=== Consigna ===
Reproduce sin ningún cambio todo lo que va desde "Hicieron lo posible" hasta "subiendo la marea." en el relato del capitán y la cadena.

LA CADENA FATAL



Cierto capitán iba un día por la playa donde desemboca un río en el mar. Iba pensativo sin preocuparse en lo más mínimo de sus pies. Así que no se dio cuenta que se extendía una fuerte cadena de hierro a través del sendero que seguía. Uno de los extremos de la cadena estaba fijo en una pesada ancla, el otro en una roca.

Yendo ya de prisa y con paso firme, engolfado en sus pensamientos, dio con el pie en uno de los eslabones con tan mala suerte que, al querer retirarlo, todo esfuerzo era inútil. Pidió auxilio el capitán y se apresuraron unos hombres a ayudarle.

Hicieron lo posible para sacar el pie del eslabón, pero ya se había hinchado de modo que nada se consiguió. Pues, ¿qué hacer? El caso urgía porque estaba subiendo la marea.

Extractos de un conjunto de datos
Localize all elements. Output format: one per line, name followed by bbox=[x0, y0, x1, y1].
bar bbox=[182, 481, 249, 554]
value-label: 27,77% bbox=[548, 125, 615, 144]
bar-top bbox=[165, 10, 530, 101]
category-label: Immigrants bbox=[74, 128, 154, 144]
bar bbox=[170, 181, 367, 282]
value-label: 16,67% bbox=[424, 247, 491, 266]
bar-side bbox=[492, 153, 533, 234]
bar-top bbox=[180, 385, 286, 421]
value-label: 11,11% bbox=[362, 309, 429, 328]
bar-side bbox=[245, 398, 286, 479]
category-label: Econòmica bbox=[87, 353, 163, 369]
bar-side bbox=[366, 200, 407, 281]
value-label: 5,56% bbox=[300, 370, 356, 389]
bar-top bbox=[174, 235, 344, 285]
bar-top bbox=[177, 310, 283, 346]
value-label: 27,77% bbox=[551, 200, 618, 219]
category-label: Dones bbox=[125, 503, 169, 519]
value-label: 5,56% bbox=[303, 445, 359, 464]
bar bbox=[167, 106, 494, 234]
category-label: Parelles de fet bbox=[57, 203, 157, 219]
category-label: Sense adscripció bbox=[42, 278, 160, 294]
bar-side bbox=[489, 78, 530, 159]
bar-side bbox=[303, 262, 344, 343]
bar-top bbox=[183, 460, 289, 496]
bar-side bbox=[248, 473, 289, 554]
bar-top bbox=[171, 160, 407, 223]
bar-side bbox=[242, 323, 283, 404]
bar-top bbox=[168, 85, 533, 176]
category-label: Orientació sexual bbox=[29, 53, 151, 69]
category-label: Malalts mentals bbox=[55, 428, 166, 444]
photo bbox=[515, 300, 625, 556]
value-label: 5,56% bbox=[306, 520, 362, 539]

=== Resultado del ejercicio ===
Hicieron lo posible para sacar el pie del eslabón, pero ya se había hinchado de modo que nada se consiguió. Pues, ¿qué hacer? El caso urgía porque estaba subiendo la marea.